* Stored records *
= = = = = = =
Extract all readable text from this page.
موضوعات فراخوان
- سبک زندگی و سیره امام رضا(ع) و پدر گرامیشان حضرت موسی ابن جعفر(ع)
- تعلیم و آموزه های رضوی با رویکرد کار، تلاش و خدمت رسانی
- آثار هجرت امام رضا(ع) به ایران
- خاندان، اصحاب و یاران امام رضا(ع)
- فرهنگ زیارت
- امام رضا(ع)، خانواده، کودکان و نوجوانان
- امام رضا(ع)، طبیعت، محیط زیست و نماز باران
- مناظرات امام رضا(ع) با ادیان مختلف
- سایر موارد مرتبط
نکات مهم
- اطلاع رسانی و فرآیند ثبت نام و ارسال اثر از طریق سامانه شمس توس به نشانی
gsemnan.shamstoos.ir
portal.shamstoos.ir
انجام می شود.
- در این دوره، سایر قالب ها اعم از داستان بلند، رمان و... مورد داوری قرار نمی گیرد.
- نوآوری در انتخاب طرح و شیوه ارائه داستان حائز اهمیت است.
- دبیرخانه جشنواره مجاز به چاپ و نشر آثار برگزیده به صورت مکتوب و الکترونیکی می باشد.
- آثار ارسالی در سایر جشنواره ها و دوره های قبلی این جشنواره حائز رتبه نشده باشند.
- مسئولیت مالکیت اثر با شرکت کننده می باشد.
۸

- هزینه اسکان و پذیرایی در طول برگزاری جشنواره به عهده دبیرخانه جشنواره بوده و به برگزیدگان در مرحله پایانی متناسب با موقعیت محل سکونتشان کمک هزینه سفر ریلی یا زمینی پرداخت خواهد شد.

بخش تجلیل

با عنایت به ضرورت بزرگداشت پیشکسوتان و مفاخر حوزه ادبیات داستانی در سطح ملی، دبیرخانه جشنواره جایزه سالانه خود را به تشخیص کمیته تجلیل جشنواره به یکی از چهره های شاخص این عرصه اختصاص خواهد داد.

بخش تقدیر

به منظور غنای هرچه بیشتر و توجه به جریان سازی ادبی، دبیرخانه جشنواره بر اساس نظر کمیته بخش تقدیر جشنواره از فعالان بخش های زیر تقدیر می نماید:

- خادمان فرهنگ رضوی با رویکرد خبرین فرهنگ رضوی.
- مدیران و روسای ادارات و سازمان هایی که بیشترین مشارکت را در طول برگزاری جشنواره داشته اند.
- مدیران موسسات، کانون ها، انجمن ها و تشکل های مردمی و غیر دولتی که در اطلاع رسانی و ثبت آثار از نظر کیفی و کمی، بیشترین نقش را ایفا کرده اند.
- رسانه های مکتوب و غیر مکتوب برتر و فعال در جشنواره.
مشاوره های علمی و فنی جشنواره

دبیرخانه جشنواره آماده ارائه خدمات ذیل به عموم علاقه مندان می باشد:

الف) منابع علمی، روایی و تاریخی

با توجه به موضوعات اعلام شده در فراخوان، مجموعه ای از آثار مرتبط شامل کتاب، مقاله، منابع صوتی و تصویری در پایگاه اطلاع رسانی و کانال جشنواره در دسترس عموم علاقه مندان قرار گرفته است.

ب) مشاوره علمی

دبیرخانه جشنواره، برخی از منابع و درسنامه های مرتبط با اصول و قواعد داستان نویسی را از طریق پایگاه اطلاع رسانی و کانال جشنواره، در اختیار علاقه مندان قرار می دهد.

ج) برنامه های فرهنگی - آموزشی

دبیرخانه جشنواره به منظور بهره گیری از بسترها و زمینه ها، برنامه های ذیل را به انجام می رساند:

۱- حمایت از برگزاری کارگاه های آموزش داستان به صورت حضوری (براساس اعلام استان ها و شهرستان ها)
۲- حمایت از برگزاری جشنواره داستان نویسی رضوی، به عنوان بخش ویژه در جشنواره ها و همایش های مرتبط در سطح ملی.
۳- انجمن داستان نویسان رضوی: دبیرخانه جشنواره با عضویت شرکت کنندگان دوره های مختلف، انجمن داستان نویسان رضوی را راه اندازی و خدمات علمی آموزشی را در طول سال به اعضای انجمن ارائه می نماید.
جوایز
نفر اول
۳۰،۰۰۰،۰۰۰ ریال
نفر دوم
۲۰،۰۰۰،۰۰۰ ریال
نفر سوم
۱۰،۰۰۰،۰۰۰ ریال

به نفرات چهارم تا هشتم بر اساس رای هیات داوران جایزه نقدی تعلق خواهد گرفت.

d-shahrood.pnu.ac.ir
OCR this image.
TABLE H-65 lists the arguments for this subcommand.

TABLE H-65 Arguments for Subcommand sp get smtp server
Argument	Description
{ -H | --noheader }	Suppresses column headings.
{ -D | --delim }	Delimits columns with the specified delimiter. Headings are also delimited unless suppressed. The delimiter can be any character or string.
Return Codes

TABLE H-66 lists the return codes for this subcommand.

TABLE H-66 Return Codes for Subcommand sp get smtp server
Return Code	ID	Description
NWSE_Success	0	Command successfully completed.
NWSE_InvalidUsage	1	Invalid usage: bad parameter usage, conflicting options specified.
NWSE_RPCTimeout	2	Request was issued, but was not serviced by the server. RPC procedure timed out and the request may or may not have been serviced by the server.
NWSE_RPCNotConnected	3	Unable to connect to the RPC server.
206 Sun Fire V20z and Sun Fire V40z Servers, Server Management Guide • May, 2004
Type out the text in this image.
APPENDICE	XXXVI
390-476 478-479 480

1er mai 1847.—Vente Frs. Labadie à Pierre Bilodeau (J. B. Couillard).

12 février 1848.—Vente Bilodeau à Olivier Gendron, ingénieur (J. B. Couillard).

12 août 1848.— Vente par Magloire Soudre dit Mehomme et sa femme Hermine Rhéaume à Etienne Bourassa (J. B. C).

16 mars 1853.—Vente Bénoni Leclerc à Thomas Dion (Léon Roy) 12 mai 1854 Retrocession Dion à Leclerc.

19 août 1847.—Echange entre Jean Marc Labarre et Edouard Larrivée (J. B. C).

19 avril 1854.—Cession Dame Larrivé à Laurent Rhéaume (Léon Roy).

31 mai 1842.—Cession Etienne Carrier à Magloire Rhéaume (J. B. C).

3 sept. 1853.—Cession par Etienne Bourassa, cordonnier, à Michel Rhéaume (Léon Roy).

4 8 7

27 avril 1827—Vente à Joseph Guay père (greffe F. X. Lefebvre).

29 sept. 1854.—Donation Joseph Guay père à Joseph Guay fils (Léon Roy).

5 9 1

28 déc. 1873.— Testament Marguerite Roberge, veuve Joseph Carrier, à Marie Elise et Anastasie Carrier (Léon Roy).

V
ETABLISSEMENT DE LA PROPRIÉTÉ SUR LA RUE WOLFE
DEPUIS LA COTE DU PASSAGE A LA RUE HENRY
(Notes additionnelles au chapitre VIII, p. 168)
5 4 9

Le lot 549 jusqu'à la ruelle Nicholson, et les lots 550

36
= = = = = = =
* THE EXERCISE *
In the listing, find each line with the string "shamstoos" and copy it.

* RESPONSE TO THIS EXERCISE *
gsemnan.shamstoos.ir
portal.shamstoos.ir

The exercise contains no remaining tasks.